**STATED PROBLEM**
Report every line from the material that contains the word "Dressmaking".

Dataset items:
#####

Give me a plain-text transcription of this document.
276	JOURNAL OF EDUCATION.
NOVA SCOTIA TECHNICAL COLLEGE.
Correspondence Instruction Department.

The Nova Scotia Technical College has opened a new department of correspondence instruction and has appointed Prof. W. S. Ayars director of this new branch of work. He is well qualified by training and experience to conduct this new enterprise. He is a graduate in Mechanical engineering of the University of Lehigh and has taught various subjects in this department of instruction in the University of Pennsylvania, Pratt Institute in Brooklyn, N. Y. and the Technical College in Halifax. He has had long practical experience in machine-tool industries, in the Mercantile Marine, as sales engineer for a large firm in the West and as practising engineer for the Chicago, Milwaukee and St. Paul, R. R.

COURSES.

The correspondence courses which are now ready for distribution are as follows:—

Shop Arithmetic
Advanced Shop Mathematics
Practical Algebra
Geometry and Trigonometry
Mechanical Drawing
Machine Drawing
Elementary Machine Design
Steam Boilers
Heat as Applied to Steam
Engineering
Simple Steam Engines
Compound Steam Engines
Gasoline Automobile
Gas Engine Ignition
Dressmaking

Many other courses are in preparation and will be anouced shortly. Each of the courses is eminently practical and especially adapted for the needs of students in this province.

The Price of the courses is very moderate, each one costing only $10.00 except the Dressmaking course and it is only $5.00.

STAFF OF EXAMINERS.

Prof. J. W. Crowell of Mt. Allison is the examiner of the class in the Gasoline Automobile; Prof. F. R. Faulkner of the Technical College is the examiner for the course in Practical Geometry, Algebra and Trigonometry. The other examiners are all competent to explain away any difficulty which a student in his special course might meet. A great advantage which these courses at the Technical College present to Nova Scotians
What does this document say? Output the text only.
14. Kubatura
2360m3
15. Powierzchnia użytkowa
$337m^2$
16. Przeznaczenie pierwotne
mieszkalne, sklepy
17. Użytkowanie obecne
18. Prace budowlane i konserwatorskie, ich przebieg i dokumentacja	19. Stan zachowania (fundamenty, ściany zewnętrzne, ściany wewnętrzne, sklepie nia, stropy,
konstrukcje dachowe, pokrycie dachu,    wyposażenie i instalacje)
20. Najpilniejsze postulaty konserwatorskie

#####

**WRITTEN SOLUTION**
Dressmaking
The Price of the courses is very moderate, each one costing only $10.00 except the Dressmaking course and it is only $5.00.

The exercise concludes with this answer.